* [What to produce]:
Substitute "boundary-line" for each "border-line" in the records, and write out every line again with nothing else changed.

* [Recorded information]:
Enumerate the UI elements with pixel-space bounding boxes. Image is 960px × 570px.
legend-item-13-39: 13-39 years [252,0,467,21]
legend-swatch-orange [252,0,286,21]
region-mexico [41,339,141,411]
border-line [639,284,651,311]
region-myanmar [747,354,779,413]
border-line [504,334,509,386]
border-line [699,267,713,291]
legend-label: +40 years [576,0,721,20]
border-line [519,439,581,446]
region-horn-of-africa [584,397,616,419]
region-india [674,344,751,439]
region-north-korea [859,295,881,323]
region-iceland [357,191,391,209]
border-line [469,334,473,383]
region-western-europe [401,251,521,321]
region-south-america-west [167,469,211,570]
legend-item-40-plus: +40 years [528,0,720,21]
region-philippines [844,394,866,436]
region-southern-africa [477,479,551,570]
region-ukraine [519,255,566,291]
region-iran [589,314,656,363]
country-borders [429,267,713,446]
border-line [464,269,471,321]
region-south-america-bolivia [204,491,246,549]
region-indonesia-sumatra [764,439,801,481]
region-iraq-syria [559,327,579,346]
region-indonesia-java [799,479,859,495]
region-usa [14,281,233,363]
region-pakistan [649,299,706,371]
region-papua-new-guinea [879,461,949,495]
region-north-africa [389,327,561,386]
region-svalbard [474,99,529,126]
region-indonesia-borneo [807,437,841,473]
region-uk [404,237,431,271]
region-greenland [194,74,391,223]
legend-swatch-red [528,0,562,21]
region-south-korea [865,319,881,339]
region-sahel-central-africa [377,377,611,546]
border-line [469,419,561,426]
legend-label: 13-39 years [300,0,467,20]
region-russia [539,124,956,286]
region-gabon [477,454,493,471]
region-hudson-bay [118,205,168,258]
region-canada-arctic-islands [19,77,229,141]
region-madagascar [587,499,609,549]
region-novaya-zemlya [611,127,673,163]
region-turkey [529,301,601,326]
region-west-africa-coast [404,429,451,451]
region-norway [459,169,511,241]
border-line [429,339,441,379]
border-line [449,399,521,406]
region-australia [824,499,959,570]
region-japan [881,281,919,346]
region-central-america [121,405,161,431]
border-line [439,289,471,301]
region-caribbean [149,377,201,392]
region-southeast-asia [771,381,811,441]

* [Response below]:
Enumerate the UI elements with pixel-space bounding boxes. Image is 960px × 570px.
legend-item-13-39: 13-39 years [252,0,467,21]
legend-swatch-orange [252,0,286,21]
region-mexico [41,339,141,411]
boundary-line [639,284,651,311]
region-myanmar [747,354,779,413]
boundary-line [504,334,509,386]
boundary-line [699,267,713,291]
legend-label: +40 years [576,0,721,20]
boundary-line [519,439,581,446]
region-horn-of-africa [584,397,616,419]
region-india [674,344,751,439]
region-north-korea [859,295,881,323]
region-iceland [357,191,391,209]
boundary-line [469,334,473,383]
region-western-europe [401,251,521,321]
region-south-america-west [167,469,211,570]
legend-item-40-plus: +40 years [528,0,720,21]
region-philippines [844,394,866,436]
region-southern-africa [477,479,551,570]
region-ukraine [519,255,566,291]
region-iran [589,314,656,363]
country-borders [429,267,713,446]
boundary-line [464,269,471,321]
region-south-america-bolivia [204,491,246,549]
region-indonesia-sumatra [764,439,801,481]
region-iraq-syria [559,327,579,346]
region-indonesia-java [799,479,859,495]
region-usa [14,281,233,363]
region-pakistan [649,299,706,371]
region-papua-new-guinea [879,461,949,495]
region-north-africa [389,327,561,386]
region-svalbard [474,99,529,126]
region-indonesia-borneo [807,437,841,473]
region-uk [404,237,431,271]
region-greenland [194,74,391,223]
legend-swatch-red [528,0,562,21]
region-south-korea [865,319,881,339]
region-sahel-central-africa [377,377,611,546]
boundary-line [469,419,561,426]
legend-label: 13-39 years [300,0,467,20]
region-russia [539,124,956,286]
region-gabon [477,454,493,471]
region-hudson-bay [118,205,168,258]
region-canada-arctic-islands [19,77,229,141]
region-madagascar [587,499,609,549]
region-novaya-zemlya [611,127,673,163]
region-turkey [529,301,601,326]
region-west-africa-coast [404,429,451,451]
region-norway [459,169,511,241]
boundary-line [429,339,441,379]
boundary-line [449,399,521,406]
region-australia [824,499,959,570]
region-japan [881,281,919,346]
region-central-america [121,405,161,431]
boundary-line [439,289,471,301]
region-caribbean [149,377,201,392]
region-southeast-asia [771,381,811,441]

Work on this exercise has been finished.